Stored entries

┏━━

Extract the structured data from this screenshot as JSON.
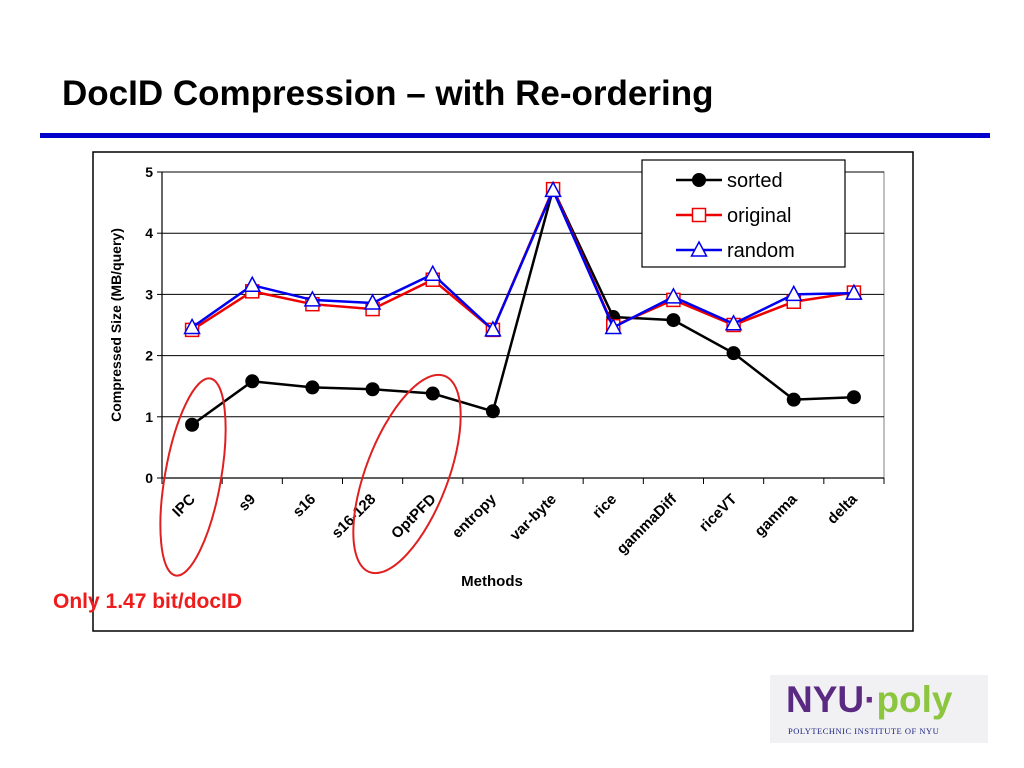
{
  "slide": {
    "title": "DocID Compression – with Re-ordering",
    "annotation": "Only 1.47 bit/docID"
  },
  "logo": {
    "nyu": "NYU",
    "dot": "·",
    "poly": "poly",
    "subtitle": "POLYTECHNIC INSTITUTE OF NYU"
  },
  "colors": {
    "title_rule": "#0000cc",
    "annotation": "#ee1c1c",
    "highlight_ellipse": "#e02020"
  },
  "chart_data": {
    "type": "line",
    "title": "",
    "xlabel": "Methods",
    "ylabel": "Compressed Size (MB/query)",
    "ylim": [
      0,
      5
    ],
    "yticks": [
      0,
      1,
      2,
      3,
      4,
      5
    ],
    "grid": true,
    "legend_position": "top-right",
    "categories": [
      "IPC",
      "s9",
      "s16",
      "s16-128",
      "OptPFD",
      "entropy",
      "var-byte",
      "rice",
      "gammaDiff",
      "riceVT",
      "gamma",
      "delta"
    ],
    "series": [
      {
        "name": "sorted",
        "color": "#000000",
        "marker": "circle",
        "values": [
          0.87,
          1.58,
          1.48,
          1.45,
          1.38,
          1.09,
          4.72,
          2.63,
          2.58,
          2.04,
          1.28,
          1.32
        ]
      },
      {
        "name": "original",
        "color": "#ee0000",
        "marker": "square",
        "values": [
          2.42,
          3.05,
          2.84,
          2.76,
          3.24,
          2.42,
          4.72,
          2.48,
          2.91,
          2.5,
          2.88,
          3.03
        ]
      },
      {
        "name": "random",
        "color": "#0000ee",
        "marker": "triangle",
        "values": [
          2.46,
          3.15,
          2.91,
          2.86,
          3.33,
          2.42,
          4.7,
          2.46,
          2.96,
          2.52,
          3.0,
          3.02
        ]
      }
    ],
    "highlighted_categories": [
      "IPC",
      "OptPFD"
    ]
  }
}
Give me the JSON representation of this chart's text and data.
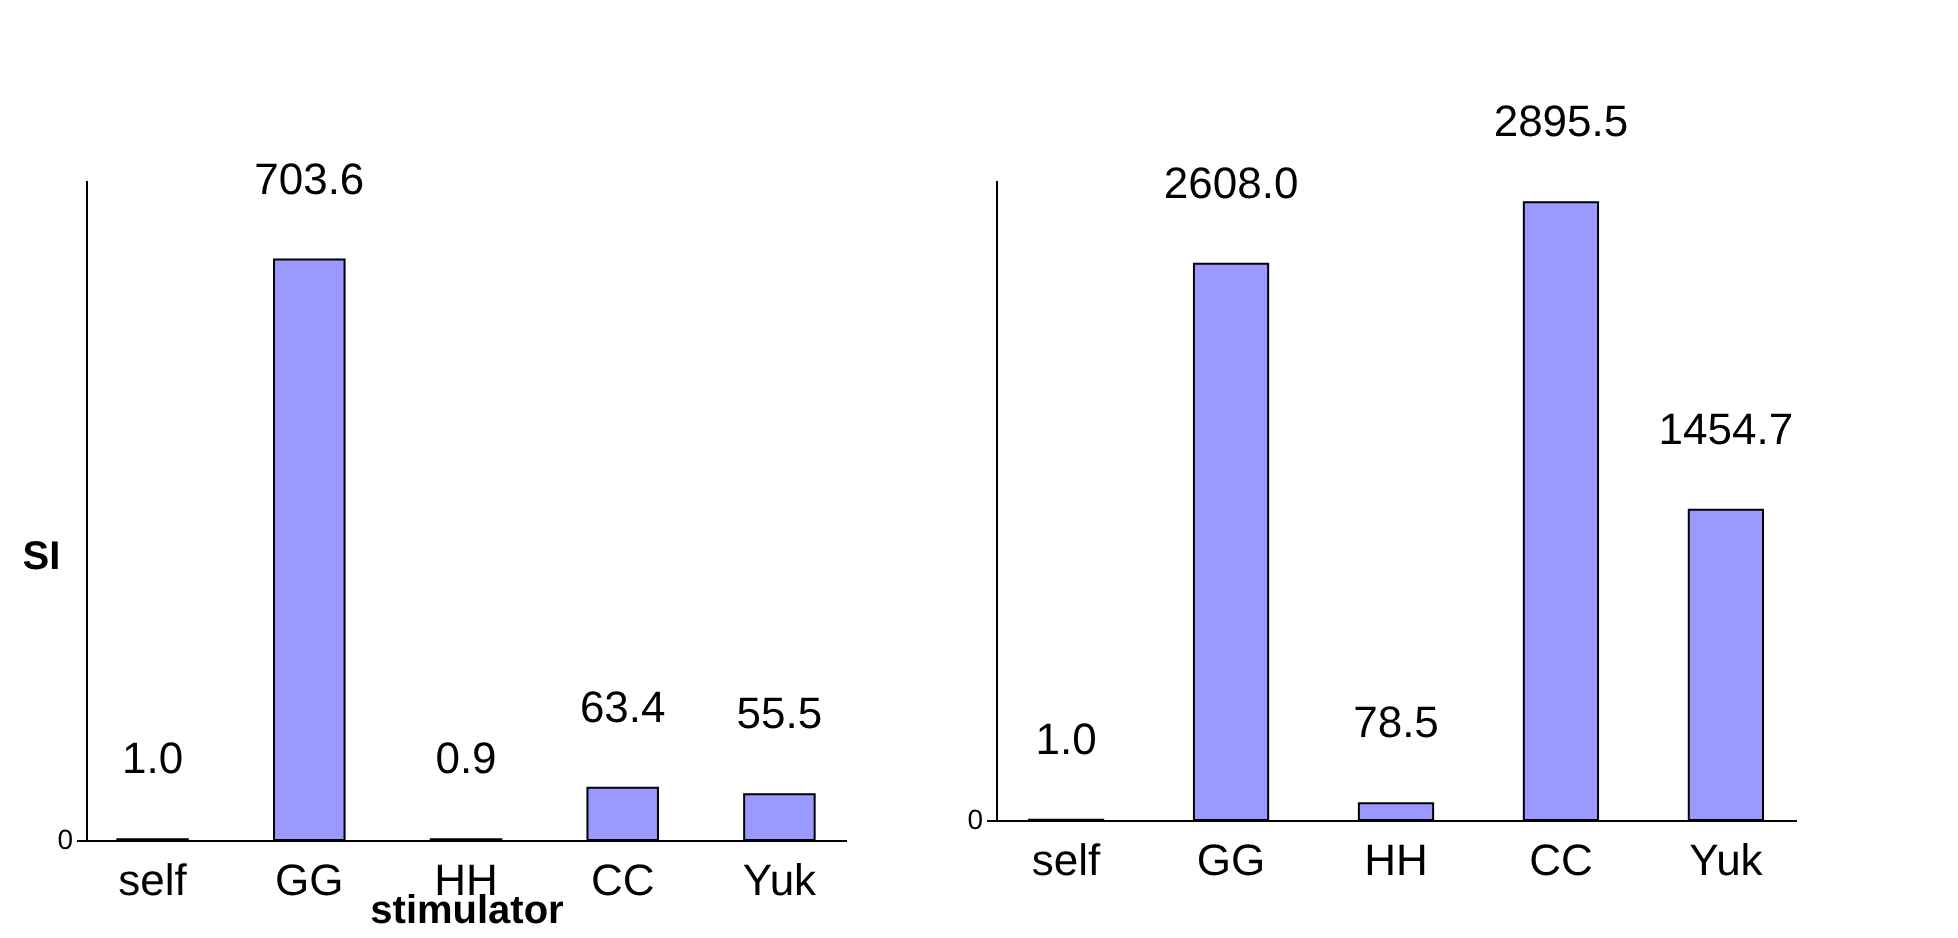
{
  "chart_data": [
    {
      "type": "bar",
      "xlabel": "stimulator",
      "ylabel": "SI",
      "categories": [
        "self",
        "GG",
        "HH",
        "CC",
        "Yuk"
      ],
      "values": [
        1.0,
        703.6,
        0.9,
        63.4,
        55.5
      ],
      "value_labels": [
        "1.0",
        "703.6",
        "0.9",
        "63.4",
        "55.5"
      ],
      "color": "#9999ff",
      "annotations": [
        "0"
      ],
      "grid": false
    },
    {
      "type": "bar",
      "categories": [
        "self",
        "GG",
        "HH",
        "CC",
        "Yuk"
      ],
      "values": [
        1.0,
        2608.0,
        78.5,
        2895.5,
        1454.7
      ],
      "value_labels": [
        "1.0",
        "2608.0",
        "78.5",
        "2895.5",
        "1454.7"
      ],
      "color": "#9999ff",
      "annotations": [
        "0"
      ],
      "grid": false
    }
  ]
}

┗━━
┏━━

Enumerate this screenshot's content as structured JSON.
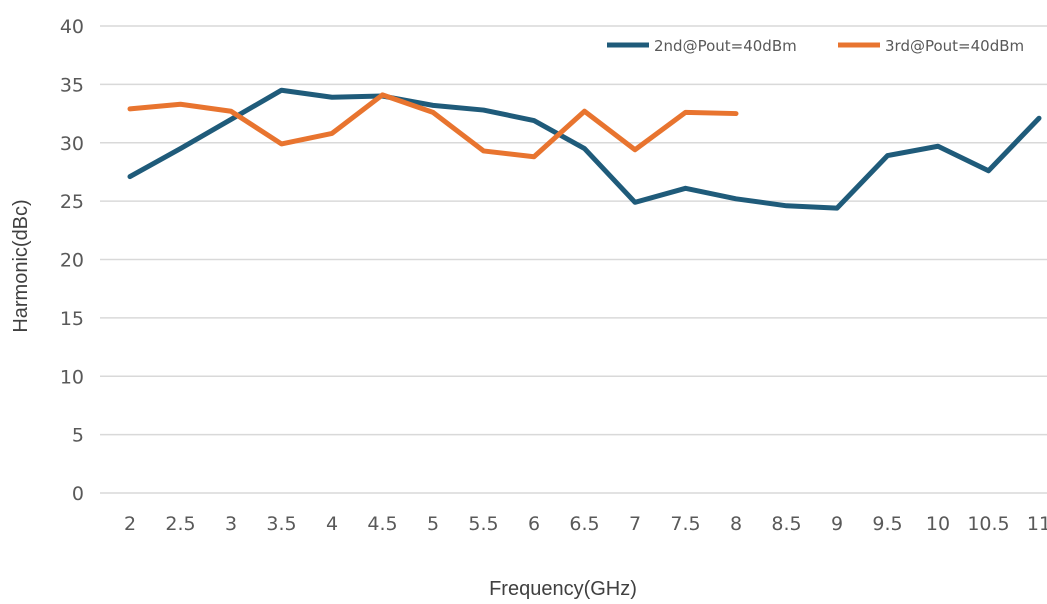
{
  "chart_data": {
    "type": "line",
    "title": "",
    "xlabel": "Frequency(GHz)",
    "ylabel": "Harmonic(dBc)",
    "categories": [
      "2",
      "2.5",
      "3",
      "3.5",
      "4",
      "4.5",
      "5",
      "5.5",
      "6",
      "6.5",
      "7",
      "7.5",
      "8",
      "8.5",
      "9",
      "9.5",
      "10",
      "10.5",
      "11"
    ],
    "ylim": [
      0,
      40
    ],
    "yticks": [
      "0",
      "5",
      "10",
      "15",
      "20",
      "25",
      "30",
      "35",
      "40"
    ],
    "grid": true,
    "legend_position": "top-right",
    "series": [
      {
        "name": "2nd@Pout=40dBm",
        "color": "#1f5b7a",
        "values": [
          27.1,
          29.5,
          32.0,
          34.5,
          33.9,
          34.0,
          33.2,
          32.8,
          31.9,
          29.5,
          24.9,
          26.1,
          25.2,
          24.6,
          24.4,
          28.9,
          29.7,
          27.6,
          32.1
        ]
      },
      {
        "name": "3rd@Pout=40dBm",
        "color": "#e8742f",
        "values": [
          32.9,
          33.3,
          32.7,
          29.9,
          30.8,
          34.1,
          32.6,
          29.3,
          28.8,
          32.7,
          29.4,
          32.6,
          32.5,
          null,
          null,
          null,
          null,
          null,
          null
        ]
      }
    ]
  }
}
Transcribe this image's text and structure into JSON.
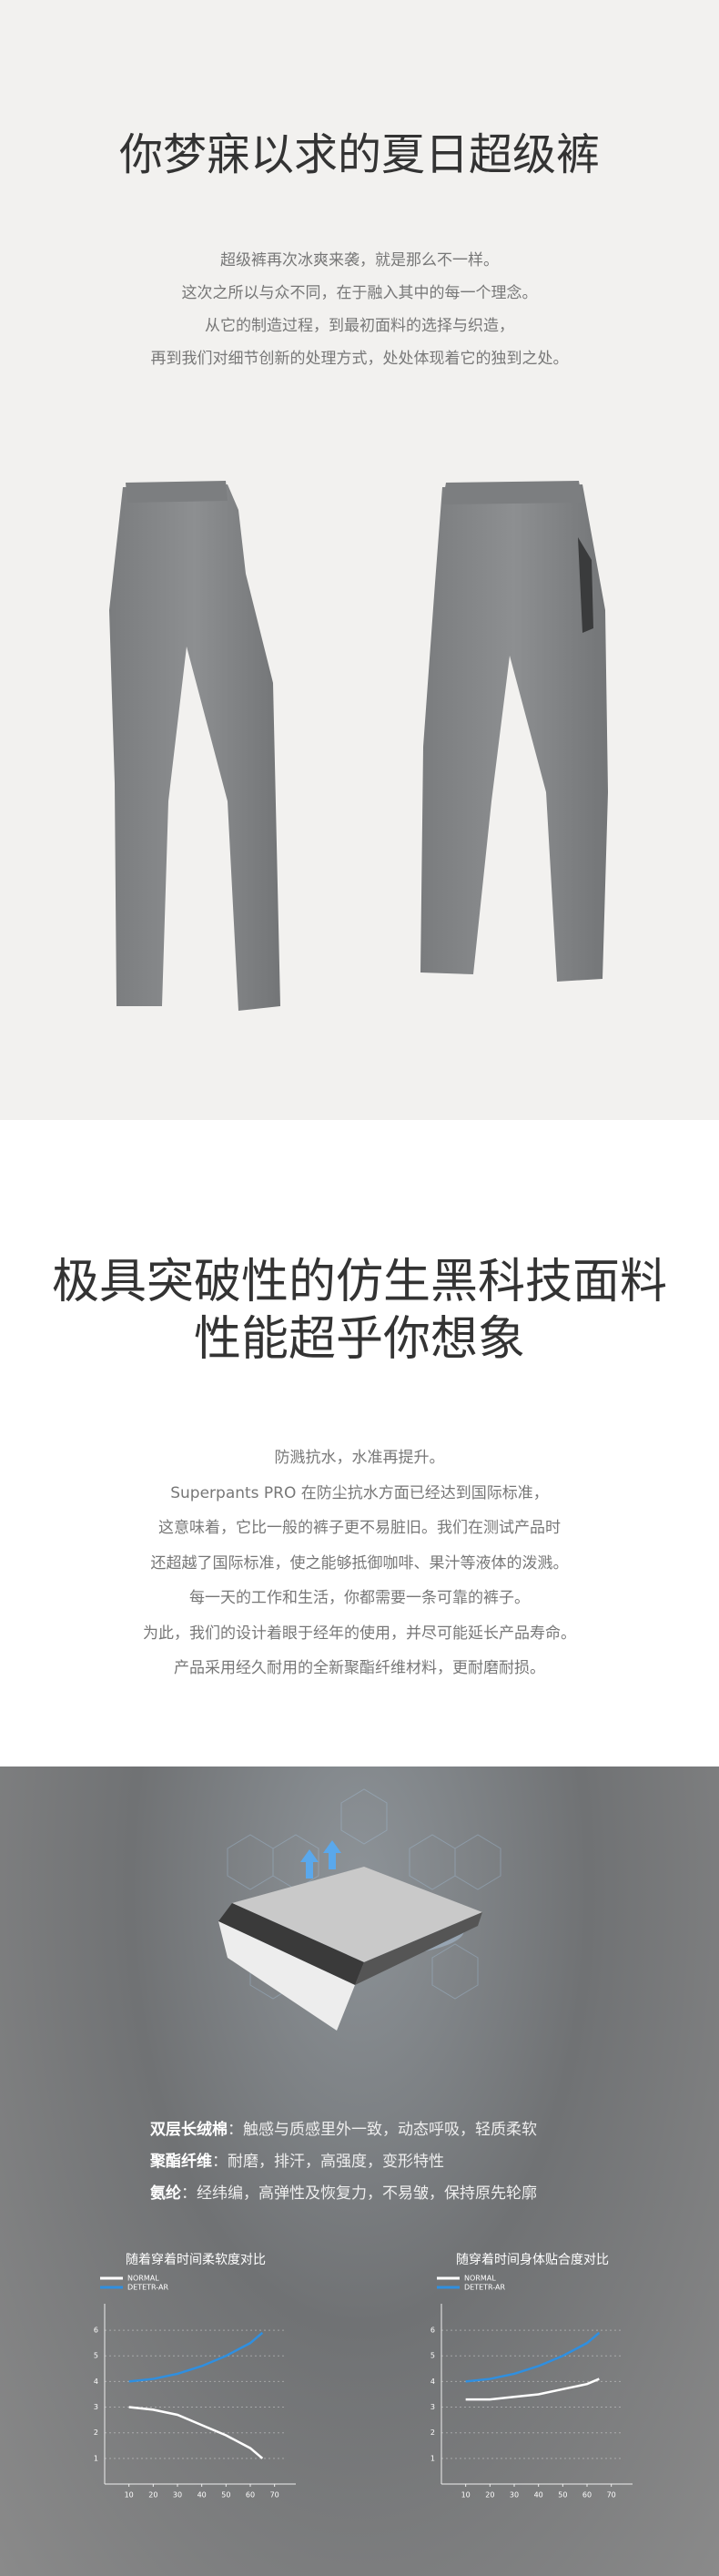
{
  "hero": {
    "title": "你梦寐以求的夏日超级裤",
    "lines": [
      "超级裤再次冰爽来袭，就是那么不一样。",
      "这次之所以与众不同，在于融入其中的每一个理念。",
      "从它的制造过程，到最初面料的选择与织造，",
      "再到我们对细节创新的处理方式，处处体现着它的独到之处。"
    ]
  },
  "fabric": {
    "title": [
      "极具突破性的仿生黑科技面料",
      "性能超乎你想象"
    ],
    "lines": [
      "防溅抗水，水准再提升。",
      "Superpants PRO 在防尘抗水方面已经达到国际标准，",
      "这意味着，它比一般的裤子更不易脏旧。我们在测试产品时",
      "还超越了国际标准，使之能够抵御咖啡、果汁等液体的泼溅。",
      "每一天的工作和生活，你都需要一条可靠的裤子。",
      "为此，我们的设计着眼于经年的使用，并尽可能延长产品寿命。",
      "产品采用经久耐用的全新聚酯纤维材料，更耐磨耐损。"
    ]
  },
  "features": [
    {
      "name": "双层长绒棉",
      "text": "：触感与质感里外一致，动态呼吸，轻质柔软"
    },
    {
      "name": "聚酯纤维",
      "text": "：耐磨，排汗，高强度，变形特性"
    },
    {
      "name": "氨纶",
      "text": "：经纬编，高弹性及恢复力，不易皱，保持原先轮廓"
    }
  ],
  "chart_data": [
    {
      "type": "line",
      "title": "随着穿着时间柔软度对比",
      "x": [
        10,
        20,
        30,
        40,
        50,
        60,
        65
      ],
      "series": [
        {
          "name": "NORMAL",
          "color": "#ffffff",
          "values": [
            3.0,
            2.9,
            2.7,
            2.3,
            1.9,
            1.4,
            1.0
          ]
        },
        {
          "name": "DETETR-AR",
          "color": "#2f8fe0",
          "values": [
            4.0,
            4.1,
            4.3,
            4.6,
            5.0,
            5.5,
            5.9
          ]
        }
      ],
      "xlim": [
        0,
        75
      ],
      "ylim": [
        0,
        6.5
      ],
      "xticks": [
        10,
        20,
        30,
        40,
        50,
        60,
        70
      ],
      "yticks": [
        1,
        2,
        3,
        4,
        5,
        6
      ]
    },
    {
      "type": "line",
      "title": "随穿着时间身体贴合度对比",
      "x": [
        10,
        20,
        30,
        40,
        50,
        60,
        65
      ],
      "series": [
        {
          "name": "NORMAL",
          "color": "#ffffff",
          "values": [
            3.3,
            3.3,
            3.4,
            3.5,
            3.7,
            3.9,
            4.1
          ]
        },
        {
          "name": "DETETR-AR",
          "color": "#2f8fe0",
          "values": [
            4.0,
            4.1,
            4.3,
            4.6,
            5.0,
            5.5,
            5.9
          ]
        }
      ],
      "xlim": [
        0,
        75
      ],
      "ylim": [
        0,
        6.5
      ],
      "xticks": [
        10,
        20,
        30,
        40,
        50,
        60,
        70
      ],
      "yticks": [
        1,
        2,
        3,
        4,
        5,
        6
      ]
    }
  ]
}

┗━━

Leave out every line without the string "name" and copy the rest.

        "name": "sorted",
        "name": "original",
        "name": "random",
        "name": "2nd@Pout=40dBm",
        "name": "3rd@Pout=40dBm",
      "name": "双层长绒棉",
      "name": "聚酯纤维",
      "name": "氨纶",
          "name": "NORMAL",
          "name": "DETETR-AR",
          "name": "NORMAL",
          "name": "DETETR-AR",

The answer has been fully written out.